--- Start ---

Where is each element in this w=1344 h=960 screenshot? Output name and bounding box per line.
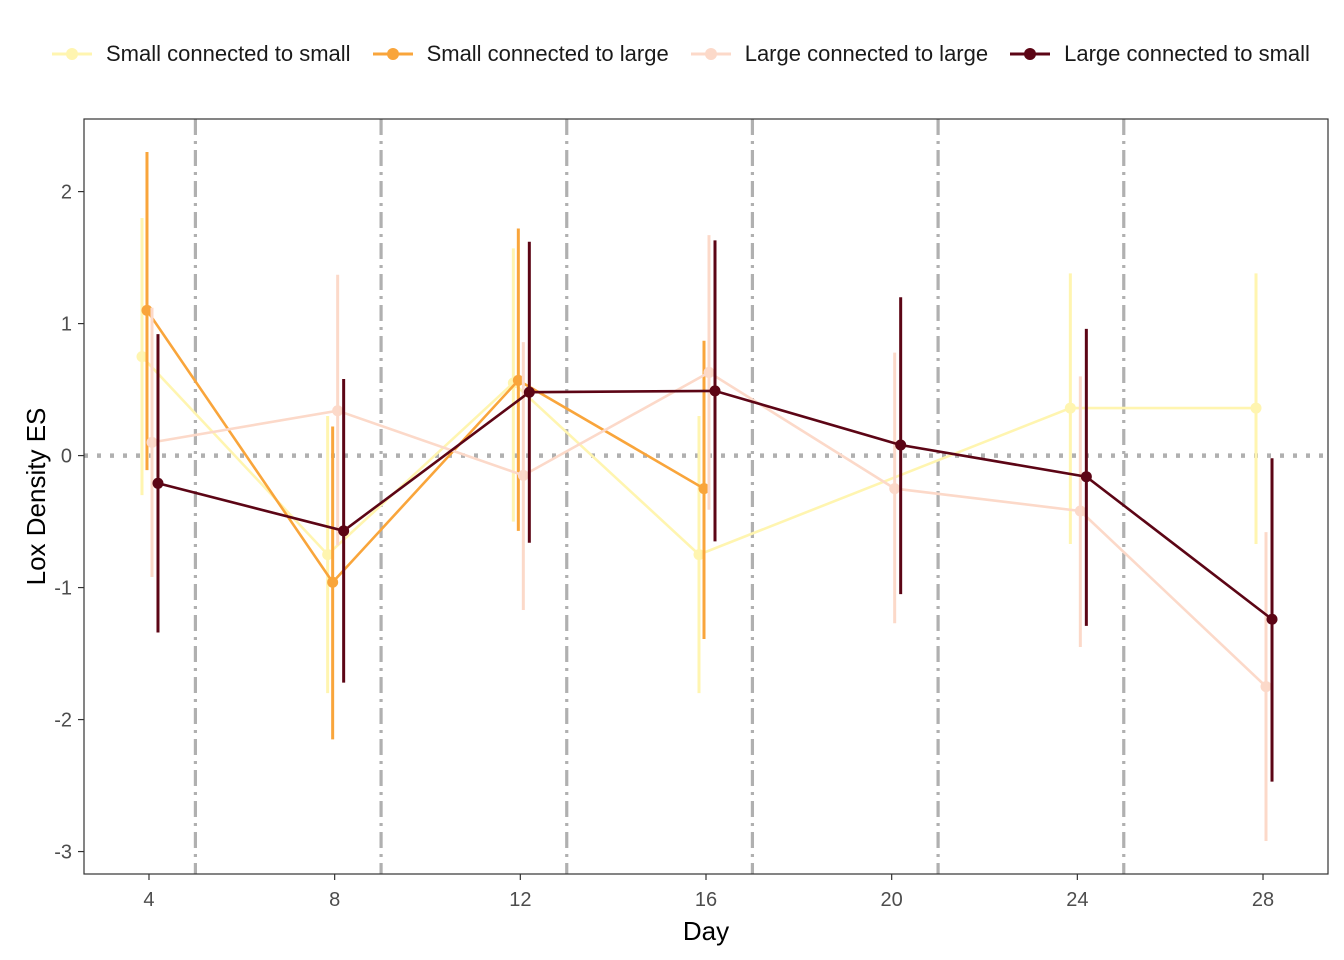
data-point-0-0 — [136, 351, 148, 363]
legend-item-0: Small connected to small — [50, 34, 351, 74]
series-3 — [152, 240, 1278, 782]
data-point-1-1 — [327, 576, 339, 588]
plot-panel — [84, 119, 1328, 874]
series-1 — [141, 151, 710, 740]
data-point-3-0 — [152, 477, 164, 489]
data-point-0-1 — [322, 549, 334, 561]
legend-item-3: Large connected to small — [1008, 34, 1310, 74]
y-tick-label-4: 1 — [61, 314, 72, 336]
data-point-3-1 — [338, 525, 350, 537]
x-tick-label-1: 8 — [329, 889, 340, 911]
legend-key-2 — [690, 48, 731, 60]
y-axis-title: Lox Density ES — [21, 408, 51, 586]
data-point-2-6 — [1260, 681, 1272, 693]
y-tick-label-0: -3 — [54, 842, 72, 864]
legend-item-2: Large connected to large — [689, 34, 988, 74]
data-point-2-2 — [517, 469, 529, 481]
legend-label-3: Large connected to small — [1064, 41, 1310, 66]
series-0 — [136, 217, 1262, 694]
y-tick-label-3: 0 — [61, 446, 72, 468]
x-tick-label-3: 16 — [695, 889, 717, 911]
legend-item-1: Small connected to large — [371, 34, 669, 74]
legend-label-2: Large connected to large — [744, 41, 989, 66]
legend-key-3 — [1010, 48, 1051, 60]
series-line-1 — [145, 309, 705, 585]
y-tick-label-5: 2 — [61, 182, 72, 204]
legend-label-1: Small connected to large — [426, 41, 669, 66]
data-point-2-4 — [889, 483, 901, 495]
series-line-0 — [141, 355, 1257, 557]
data-point-1-2 — [512, 374, 524, 386]
data-point-2-5 — [1074, 505, 1086, 517]
x-tick-label-5: 24 — [1066, 889, 1088, 911]
data-point-2-0 — [146, 436, 158, 448]
data-point-1-3 — [698, 483, 710, 495]
data-point-2-1 — [332, 405, 344, 417]
series-2 — [146, 235, 1272, 842]
x-tick-label-0: 4 — [143, 889, 154, 911]
data-point-3-6 — [1266, 613, 1278, 625]
legend-label-0: Small connected to small — [106, 41, 351, 66]
data-point-3-5 — [1080, 471, 1092, 483]
y-tick-label-1: -2 — [54, 710, 72, 732]
x-tick-label-4: 20 — [881, 889, 903, 911]
legend: Small connected to small Small connected … — [50, 34, 1330, 74]
data-point-0-5 — [1250, 402, 1262, 414]
data-point-3-2 — [523, 386, 535, 398]
data-point-2-3 — [703, 366, 715, 378]
data-point-3-4 — [895, 439, 907, 451]
data-point-1-0 — [141, 304, 153, 316]
x-axis-title: Day — [683, 916, 729, 946]
x-tick-label-6: 28 — [1252, 889, 1274, 911]
legend-key-1 — [372, 48, 413, 60]
data-point-0-3 — [693, 549, 705, 561]
data-point-3-3 — [709, 385, 721, 397]
x-tick-label-2: 12 — [509, 889, 531, 911]
y-tick-label-2: -1 — [54, 578, 72, 600]
data-point-0-4 — [1064, 402, 1076, 414]
legend-key-0 — [52, 48, 92, 60]
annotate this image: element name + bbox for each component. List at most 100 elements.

--- End ---

*Written task*
Copy every line above verbatim, leaving out the pictures.

*Exercise result*
Where is each element in this w=1344 h=960 screenshot? Output name and bounding box per line.
data-point-0-0 — [136, 351, 148, 363]
legend-item-0: Small connected to small — [50, 34, 351, 74]
series-3 — [152, 240, 1278, 782]
data-point-1-1 — [327, 576, 339, 588]
plot-panel — [84, 119, 1328, 874]
series-1 — [141, 151, 710, 740]
data-point-3-0 — [152, 477, 164, 489]
data-point-0-1 — [322, 549, 334, 561]
legend-item-3: Large connected to small — [1008, 34, 1310, 74]
y-tick-label-4: 1 — [61, 314, 72, 336]
data-point-3-1 — [338, 525, 350, 537]
x-tick-label-1: 8 — [329, 889, 340, 911]
legend-key-2 — [690, 48, 731, 60]
y-axis-title: Lox Density ES — [21, 408, 51, 586]
data-point-2-6 — [1260, 681, 1272, 693]
y-tick-label-0: -3 — [54, 842, 72, 864]
legend-item-2: Large connected to large — [689, 34, 988, 74]
data-point-2-2 — [517, 469, 529, 481]
legend-label-3: Large connected to small — [1064, 41, 1310, 66]
series-0 — [136, 217, 1262, 694]
y-tick-label-3: 0 — [61, 446, 72, 468]
x-tick-label-3: 16 — [695, 889, 717, 911]
legend-item-1: Small connected to large — [371, 34, 669, 74]
legend-label-2: Large connected to large — [744, 41, 989, 66]
legend-key-3 — [1010, 48, 1051, 60]
series-line-1 — [145, 309, 705, 585]
y-tick-label-5: 2 — [61, 182, 72, 204]
legend-label-1: Small connected to large — [426, 41, 669, 66]
data-point-2-4 — [889, 483, 901, 495]
series-line-0 — [141, 355, 1257, 557]
data-point-1-2 — [512, 374, 524, 386]
data-point-2-5 — [1074, 505, 1086, 517]
x-tick-label-5: 24 — [1066, 889, 1088, 911]
data-point-2-0 — [146, 436, 158, 448]
data-point-1-3 — [698, 483, 710, 495]
data-point-2-1 — [332, 405, 344, 417]
series-2 — [146, 235, 1272, 842]
x-tick-label-0: 4 — [143, 889, 154, 911]
data-point-3-6 — [1266, 613, 1278, 625]
legend-label-0: Small connected to small — [106, 41, 351, 66]
data-point-3-5 — [1080, 471, 1092, 483]
y-tick-label-1: -2 — [54, 710, 72, 732]
x-tick-label-4: 20 — [881, 889, 903, 911]
legend: Small connected to small Small connected … — [50, 34, 1330, 74]
data-point-0-5 — [1250, 402, 1262, 414]
data-point-3-2 — [523, 386, 535, 398]
data-point-2-3 — [703, 366, 715, 378]
data-point-3-4 — [895, 439, 907, 451]
data-point-1-0 — [141, 304, 153, 316]
x-axis-title: Day — [683, 916, 729, 946]
x-tick-label-6: 28 — [1252, 889, 1274, 911]
legend-key-1 — [372, 48, 413, 60]
data-point-0-3 — [693, 549, 705, 561]
data-point-3-3 — [709, 385, 721, 397]
x-tick-label-2: 12 — [509, 889, 531, 911]
y-tick-label-2: -1 — [54, 578, 72, 600]
data-point-0-4 — [1064, 402, 1076, 414]
legend-key-0 — [52, 48, 92, 60]
annotate this image: element name + bbox for each component. List at most 100 elements.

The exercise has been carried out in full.